"""

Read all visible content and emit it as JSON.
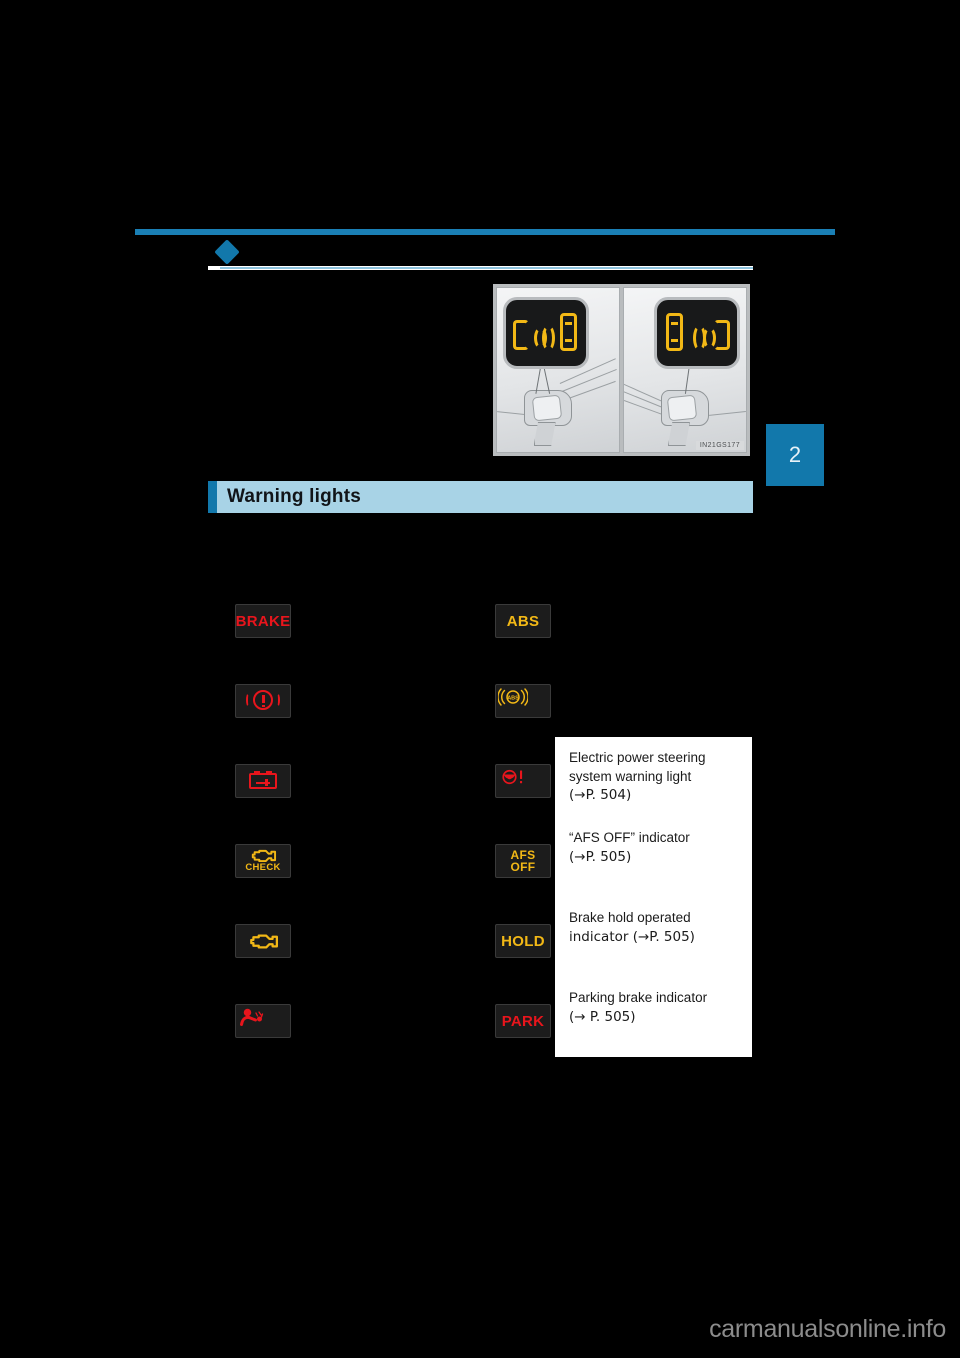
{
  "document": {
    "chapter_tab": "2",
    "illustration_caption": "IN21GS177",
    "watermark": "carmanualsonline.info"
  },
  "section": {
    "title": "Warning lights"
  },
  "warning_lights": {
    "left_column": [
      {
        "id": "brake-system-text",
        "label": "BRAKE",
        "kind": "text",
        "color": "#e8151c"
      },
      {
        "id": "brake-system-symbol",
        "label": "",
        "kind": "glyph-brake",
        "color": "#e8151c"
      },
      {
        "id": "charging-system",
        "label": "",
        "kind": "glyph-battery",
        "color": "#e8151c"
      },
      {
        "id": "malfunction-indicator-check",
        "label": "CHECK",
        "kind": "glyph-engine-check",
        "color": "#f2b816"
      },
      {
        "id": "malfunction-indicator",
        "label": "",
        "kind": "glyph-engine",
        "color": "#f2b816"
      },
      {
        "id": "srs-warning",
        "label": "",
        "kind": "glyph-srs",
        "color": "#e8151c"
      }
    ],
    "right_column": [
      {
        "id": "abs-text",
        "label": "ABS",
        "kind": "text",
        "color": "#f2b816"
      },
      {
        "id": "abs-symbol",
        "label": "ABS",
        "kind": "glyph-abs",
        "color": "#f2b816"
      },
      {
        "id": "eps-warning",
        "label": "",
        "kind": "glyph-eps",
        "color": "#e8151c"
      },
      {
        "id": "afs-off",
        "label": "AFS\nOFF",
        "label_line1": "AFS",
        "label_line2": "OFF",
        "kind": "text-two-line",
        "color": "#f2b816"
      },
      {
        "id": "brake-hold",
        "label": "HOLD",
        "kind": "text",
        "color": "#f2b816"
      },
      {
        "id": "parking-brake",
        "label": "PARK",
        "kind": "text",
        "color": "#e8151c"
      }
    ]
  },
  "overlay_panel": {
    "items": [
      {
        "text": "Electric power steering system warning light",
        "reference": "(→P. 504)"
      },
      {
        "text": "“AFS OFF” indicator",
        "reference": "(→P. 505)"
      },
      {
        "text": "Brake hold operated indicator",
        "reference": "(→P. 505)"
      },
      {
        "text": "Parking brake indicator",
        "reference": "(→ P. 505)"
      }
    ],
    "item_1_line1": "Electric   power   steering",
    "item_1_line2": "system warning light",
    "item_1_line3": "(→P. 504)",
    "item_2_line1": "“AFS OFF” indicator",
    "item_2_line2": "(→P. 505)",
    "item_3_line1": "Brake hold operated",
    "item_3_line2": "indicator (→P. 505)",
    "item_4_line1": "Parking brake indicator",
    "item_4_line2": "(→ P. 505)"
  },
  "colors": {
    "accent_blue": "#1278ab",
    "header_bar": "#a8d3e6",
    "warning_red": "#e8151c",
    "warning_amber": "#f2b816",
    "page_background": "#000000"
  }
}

"""

# Task statement
In the records above, find each line with the word "text" and copy it.

# Correct response
        "id": "brake-system-text",
        "kind": "text",
        "id": "abs-text",
        "kind": "text",
        "kind": "text-two-line",
        "kind": "text",
        "kind": "text",
        "text": "Electric power steering system warning light",
        "text": "“AFS OFF” indicator",
        "text": "Brake hold operated indicator",
        "text": "Parking brake indicator",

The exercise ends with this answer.